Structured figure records
┌──

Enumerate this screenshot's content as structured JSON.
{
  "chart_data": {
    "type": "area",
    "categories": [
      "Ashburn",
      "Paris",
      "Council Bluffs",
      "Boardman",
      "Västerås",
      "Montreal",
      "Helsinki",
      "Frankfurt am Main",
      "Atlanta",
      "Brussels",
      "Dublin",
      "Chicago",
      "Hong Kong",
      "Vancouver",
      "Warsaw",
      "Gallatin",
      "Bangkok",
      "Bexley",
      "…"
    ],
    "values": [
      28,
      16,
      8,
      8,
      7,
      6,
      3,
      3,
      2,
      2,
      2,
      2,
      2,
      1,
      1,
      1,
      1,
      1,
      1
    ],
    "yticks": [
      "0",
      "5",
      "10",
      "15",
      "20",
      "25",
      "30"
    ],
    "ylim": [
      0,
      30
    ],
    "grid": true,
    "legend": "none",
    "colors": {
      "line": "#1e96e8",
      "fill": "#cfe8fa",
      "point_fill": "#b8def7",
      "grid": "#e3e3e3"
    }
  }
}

└──

Exercise aim
Your task is to repeat every entry exactly.

The output
Enumerate this screenshot's content as structured JSON.
{
  "chart_data": {
    "type": "area",
    "categories": [
      "Ashburn",
      "Paris",
      "Council Bluffs",
      "Boardman",
      "Västerås",
      "Montreal",
      "Helsinki",
      "Frankfurt am Main",
      "Atlanta",
      "Brussels",
      "Dublin",
      "Chicago",
      "Hong Kong",
      "Vancouver",
      "Warsaw",
      "Gallatin",
      "Bangkok",
      "Bexley",
      "…"
    ],
    "values": [
      28,
      16,
      8,
      8,
      7,
      6,
      3,
      3,
      2,
      2,
      2,
      2,
      2,
      1,
      1,
      1,
      1,
      1,
      1
    ],
    "yticks": [
      "0",
      "5",
      "10",
      "15",
      "20",
      "25",
      "30"
    ],
    "ylim": [
      0,
      30
    ],
    "grid": true,
    "legend": "none",
    "colors": {
      "line": "#1e96e8",
      "fill": "#cfe8fa",
      "point_fill": "#b8def7",
      "grid": "#e3e3e3"
    }
  }
}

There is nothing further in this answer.